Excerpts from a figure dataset

--- begin ---

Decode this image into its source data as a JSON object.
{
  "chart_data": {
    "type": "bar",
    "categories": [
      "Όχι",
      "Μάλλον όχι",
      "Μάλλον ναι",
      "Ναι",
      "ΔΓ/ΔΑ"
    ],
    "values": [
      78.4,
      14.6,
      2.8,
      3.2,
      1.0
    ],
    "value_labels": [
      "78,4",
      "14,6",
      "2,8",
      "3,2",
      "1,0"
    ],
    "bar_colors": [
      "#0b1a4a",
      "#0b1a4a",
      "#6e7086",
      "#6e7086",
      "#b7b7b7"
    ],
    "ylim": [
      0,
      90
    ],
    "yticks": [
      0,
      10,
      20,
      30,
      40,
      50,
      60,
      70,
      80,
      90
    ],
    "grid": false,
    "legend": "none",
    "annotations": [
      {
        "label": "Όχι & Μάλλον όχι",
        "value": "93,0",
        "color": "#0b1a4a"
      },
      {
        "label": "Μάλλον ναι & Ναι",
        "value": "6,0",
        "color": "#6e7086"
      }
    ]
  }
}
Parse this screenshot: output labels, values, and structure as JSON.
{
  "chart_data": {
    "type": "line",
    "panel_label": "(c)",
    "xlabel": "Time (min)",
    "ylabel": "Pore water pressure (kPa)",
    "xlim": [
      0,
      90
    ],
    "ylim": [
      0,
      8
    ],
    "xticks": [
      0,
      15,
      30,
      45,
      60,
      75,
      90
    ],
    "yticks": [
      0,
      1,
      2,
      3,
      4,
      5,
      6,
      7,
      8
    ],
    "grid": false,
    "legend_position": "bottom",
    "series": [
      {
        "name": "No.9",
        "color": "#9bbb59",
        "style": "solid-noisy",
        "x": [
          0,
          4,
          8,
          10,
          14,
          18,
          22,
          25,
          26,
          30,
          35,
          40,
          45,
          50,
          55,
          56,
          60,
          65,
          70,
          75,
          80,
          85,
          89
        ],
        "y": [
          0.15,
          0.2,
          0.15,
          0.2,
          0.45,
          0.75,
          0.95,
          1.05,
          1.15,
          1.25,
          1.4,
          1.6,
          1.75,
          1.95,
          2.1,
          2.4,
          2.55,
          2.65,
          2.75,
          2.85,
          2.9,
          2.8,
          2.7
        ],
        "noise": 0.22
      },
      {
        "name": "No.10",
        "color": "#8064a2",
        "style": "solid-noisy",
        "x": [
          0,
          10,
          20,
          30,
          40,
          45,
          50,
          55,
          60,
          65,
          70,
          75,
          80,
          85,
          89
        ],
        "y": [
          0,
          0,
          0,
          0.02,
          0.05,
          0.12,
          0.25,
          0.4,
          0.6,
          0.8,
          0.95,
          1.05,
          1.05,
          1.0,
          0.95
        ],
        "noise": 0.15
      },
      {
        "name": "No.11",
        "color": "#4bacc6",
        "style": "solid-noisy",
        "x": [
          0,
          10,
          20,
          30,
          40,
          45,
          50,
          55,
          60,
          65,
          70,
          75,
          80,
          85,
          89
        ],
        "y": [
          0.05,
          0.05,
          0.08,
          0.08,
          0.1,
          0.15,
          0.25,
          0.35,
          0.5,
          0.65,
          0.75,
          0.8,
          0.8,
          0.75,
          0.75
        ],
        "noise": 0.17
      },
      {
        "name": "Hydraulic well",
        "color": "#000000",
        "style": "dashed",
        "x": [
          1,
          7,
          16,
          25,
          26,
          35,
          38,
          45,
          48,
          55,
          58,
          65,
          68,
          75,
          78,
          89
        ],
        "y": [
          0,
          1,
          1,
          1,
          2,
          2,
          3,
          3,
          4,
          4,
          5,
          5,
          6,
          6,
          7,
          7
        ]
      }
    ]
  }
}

--- end ---

Return a copy of every line that includes the word "Μάλλον".

      "Μάλλον όχι",
      "Μάλλον ναι",
        "label": "Όχι & Μάλλον όχι",
        "label": "Μάλλον ναι & Ναι",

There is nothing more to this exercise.